Dataset entries:
○ ○ ○ ○ ○ ○ ○
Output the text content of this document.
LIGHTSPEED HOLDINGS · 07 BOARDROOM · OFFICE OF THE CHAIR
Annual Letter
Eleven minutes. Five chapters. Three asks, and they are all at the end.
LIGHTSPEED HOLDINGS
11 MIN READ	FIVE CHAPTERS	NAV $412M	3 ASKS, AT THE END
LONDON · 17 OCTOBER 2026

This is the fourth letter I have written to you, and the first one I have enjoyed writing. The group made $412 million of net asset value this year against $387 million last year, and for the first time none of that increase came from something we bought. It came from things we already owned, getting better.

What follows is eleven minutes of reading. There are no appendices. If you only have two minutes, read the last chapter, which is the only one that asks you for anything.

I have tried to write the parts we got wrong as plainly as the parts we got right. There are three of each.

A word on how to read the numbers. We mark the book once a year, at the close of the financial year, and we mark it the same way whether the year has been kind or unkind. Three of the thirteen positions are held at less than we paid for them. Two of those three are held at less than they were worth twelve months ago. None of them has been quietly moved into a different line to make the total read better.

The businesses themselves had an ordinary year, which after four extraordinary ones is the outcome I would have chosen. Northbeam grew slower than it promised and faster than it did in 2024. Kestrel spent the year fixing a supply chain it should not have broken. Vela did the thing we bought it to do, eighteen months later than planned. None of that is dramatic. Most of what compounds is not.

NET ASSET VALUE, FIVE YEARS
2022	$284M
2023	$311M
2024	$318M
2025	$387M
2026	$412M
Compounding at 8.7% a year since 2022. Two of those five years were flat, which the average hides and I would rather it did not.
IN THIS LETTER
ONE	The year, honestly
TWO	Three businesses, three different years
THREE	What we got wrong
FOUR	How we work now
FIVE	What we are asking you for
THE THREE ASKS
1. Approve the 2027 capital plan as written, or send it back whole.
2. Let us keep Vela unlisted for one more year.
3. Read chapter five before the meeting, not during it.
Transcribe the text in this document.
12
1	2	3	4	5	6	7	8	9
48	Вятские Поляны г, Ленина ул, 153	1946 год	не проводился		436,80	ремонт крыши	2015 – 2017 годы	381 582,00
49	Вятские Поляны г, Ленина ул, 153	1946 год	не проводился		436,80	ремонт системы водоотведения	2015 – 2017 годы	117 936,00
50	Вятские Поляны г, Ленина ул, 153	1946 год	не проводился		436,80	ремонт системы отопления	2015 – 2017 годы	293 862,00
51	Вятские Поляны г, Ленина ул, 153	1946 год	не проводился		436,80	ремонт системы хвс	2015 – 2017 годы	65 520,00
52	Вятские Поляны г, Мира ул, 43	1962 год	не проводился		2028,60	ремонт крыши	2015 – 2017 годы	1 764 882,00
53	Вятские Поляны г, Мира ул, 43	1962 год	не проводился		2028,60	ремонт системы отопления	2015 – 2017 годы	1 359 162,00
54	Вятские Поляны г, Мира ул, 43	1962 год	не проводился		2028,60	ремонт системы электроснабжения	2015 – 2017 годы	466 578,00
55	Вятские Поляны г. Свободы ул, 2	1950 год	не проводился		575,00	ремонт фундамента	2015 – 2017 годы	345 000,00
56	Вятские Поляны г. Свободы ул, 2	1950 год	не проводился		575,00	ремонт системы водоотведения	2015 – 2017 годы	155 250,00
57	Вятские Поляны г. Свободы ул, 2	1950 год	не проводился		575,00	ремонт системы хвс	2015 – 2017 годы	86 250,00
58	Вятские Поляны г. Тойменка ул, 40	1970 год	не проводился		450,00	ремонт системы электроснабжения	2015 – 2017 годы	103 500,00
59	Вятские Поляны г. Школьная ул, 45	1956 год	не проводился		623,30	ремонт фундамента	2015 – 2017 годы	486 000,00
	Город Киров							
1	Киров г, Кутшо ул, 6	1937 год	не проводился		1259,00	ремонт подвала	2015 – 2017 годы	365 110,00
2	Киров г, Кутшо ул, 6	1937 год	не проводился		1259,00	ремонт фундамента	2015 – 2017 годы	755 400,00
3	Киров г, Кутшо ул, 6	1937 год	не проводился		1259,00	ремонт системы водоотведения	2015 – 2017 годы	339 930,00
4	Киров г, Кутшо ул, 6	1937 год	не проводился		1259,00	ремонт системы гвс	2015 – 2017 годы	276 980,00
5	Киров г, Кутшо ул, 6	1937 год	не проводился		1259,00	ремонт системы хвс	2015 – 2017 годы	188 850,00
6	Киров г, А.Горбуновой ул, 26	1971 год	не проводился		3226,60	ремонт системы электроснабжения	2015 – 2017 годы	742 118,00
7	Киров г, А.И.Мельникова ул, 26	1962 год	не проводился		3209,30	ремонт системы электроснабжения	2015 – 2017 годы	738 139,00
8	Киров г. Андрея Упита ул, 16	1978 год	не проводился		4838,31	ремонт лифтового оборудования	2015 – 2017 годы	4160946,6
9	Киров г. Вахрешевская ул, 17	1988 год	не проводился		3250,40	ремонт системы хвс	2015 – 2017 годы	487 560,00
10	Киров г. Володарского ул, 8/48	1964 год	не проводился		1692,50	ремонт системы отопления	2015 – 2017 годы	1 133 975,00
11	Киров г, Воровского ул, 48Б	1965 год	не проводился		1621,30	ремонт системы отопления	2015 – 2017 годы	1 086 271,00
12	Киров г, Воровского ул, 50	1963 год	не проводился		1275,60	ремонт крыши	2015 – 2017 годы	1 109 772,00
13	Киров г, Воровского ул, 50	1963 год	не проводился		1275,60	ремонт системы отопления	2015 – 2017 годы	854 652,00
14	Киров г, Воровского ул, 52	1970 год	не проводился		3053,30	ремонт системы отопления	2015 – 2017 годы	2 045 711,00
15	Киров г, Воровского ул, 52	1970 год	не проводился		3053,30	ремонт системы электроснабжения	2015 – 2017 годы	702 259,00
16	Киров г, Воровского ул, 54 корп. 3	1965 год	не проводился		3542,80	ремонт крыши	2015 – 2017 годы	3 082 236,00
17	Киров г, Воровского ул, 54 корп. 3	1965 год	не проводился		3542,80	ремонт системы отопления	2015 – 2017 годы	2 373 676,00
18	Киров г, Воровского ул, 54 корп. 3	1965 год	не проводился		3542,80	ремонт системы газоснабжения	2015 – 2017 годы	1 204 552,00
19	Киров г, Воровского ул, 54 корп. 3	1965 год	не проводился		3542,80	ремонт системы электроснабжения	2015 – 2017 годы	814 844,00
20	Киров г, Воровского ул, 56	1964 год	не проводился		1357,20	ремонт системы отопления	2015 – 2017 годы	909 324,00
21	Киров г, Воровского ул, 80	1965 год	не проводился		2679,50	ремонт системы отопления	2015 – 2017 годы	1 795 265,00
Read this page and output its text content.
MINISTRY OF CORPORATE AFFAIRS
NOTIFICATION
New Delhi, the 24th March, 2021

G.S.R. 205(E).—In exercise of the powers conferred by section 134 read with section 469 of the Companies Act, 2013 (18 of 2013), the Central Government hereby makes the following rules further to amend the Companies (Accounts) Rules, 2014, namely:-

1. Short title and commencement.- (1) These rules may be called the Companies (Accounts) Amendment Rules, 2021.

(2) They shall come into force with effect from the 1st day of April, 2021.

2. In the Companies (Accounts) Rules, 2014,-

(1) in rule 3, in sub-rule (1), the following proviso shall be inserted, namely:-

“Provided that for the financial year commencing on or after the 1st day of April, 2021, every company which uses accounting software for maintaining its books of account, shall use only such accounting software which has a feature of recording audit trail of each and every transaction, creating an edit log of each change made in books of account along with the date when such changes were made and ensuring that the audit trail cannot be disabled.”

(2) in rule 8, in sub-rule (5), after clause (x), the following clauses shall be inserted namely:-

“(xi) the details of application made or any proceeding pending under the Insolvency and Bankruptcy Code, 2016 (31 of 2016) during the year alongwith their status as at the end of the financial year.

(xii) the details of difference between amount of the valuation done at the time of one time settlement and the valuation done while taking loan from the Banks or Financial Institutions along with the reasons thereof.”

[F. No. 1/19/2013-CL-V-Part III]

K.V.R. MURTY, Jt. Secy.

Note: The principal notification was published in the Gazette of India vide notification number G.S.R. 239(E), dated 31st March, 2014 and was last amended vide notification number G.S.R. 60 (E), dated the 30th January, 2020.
○ ○ ○ ○ ○ ○ ○
◆ Exercise goal: Pick out the lines containing the word "водоотведения" and show them.

◆ Output of the task:
49	Вятские Поляны г, Ленина ул, 153	1946 год	не проводился		436,80	ремонт системы водоотведения	2015 – 2017 годы	117 936,00
56	Вятские Поляны г. Свободы ул, 2	1950 год	не проводился		575,00	ремонт системы водоотведения	2015 – 2017 годы	155 250,00
3	Киров г, Кутшо ул, 6	1937 год	не проводился		1259,00	ремонт системы водоотведения	2015 – 2017 годы	339 930,00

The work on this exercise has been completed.